**TASK TO CARRY OUT**:
Below are records to transcribe exactly, without their pictures.
------------------------------------
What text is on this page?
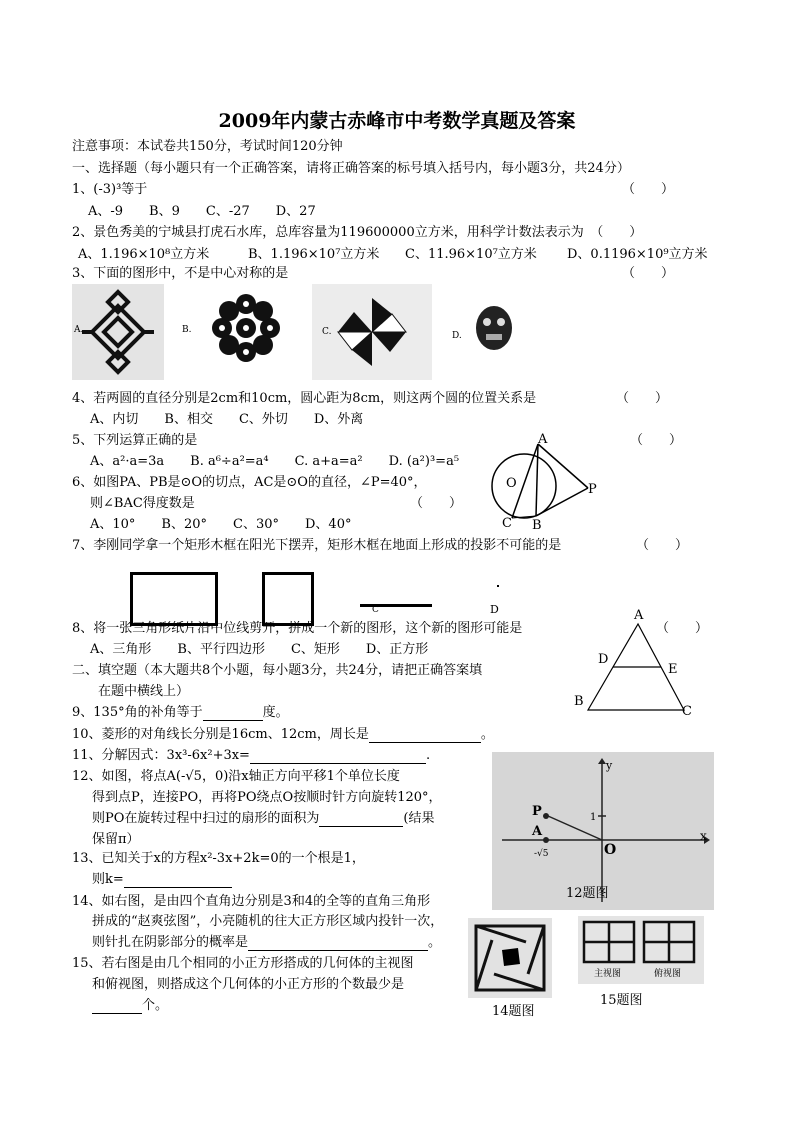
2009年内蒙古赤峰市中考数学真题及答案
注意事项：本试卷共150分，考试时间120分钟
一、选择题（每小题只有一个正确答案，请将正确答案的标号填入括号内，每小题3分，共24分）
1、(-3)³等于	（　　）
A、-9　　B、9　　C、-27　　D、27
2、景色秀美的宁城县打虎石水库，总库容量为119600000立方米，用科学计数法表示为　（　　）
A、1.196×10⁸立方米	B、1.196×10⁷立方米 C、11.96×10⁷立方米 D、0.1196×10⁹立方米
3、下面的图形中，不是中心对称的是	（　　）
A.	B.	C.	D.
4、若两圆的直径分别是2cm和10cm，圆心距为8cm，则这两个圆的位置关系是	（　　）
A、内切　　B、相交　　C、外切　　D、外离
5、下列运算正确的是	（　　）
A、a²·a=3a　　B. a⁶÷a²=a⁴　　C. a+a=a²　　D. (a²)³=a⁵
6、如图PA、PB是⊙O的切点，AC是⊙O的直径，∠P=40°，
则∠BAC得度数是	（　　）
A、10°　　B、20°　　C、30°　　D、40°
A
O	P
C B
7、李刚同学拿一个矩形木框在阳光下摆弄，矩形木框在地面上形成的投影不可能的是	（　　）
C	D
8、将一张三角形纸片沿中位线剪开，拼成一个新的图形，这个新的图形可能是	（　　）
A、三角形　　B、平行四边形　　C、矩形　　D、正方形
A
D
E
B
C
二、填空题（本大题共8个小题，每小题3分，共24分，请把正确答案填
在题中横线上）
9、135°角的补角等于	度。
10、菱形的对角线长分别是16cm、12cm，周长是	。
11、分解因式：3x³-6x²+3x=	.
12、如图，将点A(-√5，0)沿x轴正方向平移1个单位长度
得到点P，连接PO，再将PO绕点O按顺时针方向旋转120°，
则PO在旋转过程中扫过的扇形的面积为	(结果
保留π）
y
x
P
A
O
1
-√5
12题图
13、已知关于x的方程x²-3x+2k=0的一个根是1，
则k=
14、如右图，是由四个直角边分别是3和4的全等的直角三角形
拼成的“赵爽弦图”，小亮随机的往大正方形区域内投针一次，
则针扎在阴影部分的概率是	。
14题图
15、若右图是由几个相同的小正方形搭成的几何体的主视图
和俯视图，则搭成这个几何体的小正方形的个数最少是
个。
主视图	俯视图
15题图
------------------------------------
**CORRECT RESPONSE**:
What text is on this page?
2009年内蒙古赤峰市中考数学真题及答案
注意事项：本试卷共150分，考试时间120分钟
一、选择题（每小题只有一个正确答案，请将正确答案的标号填入括号内，每小题3分，共24分）
1、(-3)³等于	（　　）
A、-9　　B、9　　C、-27　　D、27
2、景色秀美的宁城县打虎石水库，总库容量为119600000立方米，用科学计数法表示为　（　　）
A、1.196×10⁸立方米	B、1.196×10⁷立方米 C、11.96×10⁷立方米 D、0.1196×10⁹立方米
3、下面的图形中，不是中心对称的是	（　　）
A.	B.	C.	D.
4、若两圆的直径分别是2cm和10cm，圆心距为8cm，则这两个圆的位置关系是	（　　）
A、内切　　B、相交　　C、外切　　D、外离
5、下列运算正确的是	（　　）
A、a²·a=3a　　B. a⁶÷a²=a⁴　　C. a+a=a²　　D. (a²)³=a⁵
6、如图PA、PB是⊙O的切点，AC是⊙O的直径，∠P=40°，
则∠BAC得度数是	（　　）
A、10°　　B、20°　　C、30°　　D、40°
A
O	P
C B
7、李刚同学拿一个矩形木框在阳光下摆弄，矩形木框在地面上形成的投影不可能的是	（　　）
C	D
8、将一张三角形纸片沿中位线剪开，拼成一个新的图形，这个新的图形可能是	（　　）
A、三角形　　B、平行四边形　　C、矩形　　D、正方形
A
D
E
B
C
二、填空题（本大题共8个小题，每小题3分，共24分，请把正确答案填
在题中横线上）
9、135°角的补角等于	度。
10、菱形的对角线长分别是16cm、12cm，周长是	。
11、分解因式：3x³-6x²+3x=	.
12、如图，将点A(-√5，0)沿x轴正方向平移1个单位长度
得到点P，连接PO，再将PO绕点O按顺时针方向旋转120°，
则PO在旋转过程中扫过的扇形的面积为	(结果
保留π）
y
x
P
A
O
1
-√5
12题图
13、已知关于x的方程x²-3x+2k=0的一个根是1，
则k=
14、如右图，是由四个直角边分别是3和4的全等的直角三角形
拼成的“赵爽弦图”，小亮随机的往大正方形区域内投针一次，
则针扎在阴影部分的概率是	。
14题图
15、若右图是由几个相同的小正方形搭成的几何体的主视图
和俯视图，则搭成这个几何体的小正方形的个数最少是
个。
主视图	俯视图
15题图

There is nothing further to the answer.